* _The task_
Where a picture shows up in the listing below, omit it and output the rest exactly.

::: The records :::

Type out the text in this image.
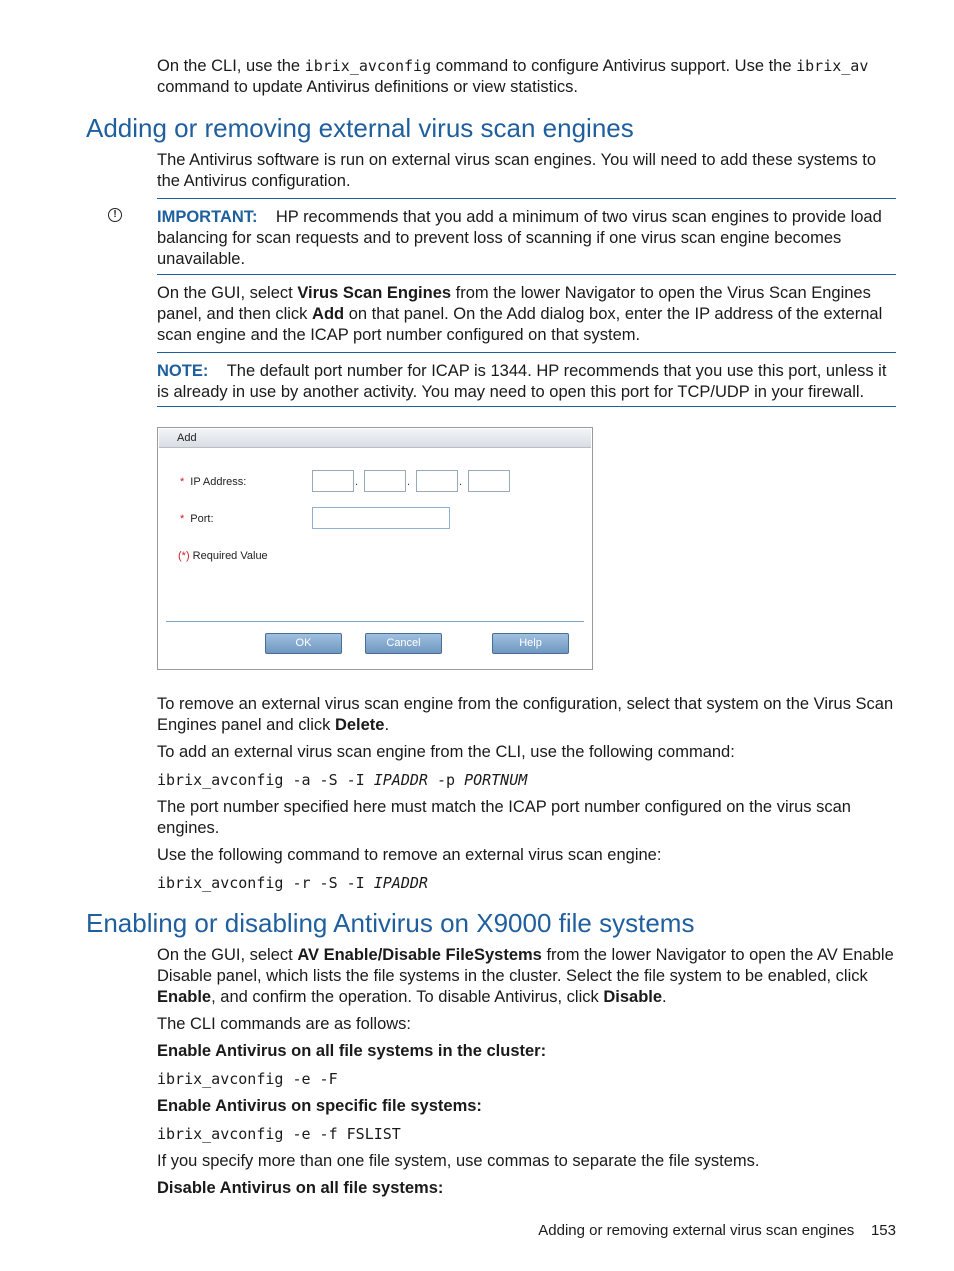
On the CLI, use the ibrix_avconfig command to configure Antivirus support. Use the ibrix_av
command to update Antivirus definitions or view statistics.
Adding or removing external virus scan engines
The Antivirus software is run on external virus scan engines. You will need to add these systems to the Antivirus configuration.
!	IMPORTANT: HP recommends that you add a minimum of two virus scan engines to provide load balancing for scan requests and to prevent loss of scanning if one virus scan engine becomes unavailable.
On the GUI, select Virus Scan Engines from the lower Navigator to open the Virus Scan Engines panel, and then click Add on that panel. On the Add dialog box, enter the IP address of the external scan engine and the ICAP port number configured on that system.
NOTE: The default port number for ICAP is 1344. HP recommends that you use this port, unless it is already in use by another activity. You may need to open this port for TCP/UDP in your firewall.
Add
* IP Address:	.	.	.
* Port:
(*) Required Value
OK	Cancel	Help
To remove an external virus scan engine from the configuration, select that system on the Virus Scan Engines panel and click Delete.
To add an external virus scan engine from the CLI, use the following command:
ibrix_avconfig -a -S -I IPADDR -p PORTNUM
The port number specified here must match the ICAP port number configured on the virus scan engines.
Use the following command to remove an external virus scan engine:
ibrix_avconfig -r -S -I IPADDR
Enabling or disabling Antivirus on X9000 file systems
On the GUI, select AV Enable/Disable FileSystems from the lower Navigator to open the AV Enable Disable panel, which lists the file systems in the cluster. Select the file system to be enabled, click Enable, and confirm the operation. To disable Antivirus, click Disable.
The CLI commands are as follows:
Enable Antivirus on all file systems in the cluster:
ibrix_avconfig -e -F
Enable Antivirus on specific file systems:
ibrix_avconfig -e -f FSLIST
If you specify more than one file system, use commas to separate the file systems.
Disable Antivirus on all file systems:
Adding or removing external virus scan engines 153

:::

* _Written solution_
Type out the text in this image.
On the CLI, use the ibrix_avconfig command to configure Antivirus support. Use the ibrix_av
command to update Antivirus definitions or view statistics.
Adding or removing external virus scan engines
The Antivirus software is run on external virus scan engines. You will need to add these systems to the Antivirus configuration.
!	IMPORTANT: HP recommends that you add a minimum of two virus scan engines to provide load balancing for scan requests and to prevent loss of scanning if one virus scan engine becomes unavailable.
On the GUI, select Virus Scan Engines from the lower Navigator to open the Virus Scan Engines panel, and then click Add on that panel. On the Add dialog box, enter the IP address of the external scan engine and the ICAP port number configured on that system.
NOTE: The default port number for ICAP is 1344. HP recommends that you use this port, unless it is already in use by another activity. You may need to open this port for TCP/UDP in your firewall.
Add
* IP Address:	.	.	.
* Port:
(*) Required Value
OK	Cancel	Help
To remove an external virus scan engine from the configuration, select that system on the Virus Scan Engines panel and click Delete.
To add an external virus scan engine from the CLI, use the following command:
ibrix_avconfig -a -S -I IPADDR -p PORTNUM
The port number specified here must match the ICAP port number configured on the virus scan engines.
Use the following command to remove an external virus scan engine:
ibrix_avconfig -r -S -I IPADDR
Enabling or disabling Antivirus on X9000 file systems
On the GUI, select AV Enable/Disable FileSystems from the lower Navigator to open the AV Enable Disable panel, which lists the file systems in the cluster. Select the file system to be enabled, click Enable, and confirm the operation. To disable Antivirus, click Disable.
The CLI commands are as follows:
Enable Antivirus on all file systems in the cluster:
ibrix_avconfig -e -F
Enable Antivirus on specific file systems:
ibrix_avconfig -e -f FSLIST
If you specify more than one file system, use commas to separate the file systems.
Disable Antivirus on all file systems:
Adding or removing external virus scan engines 153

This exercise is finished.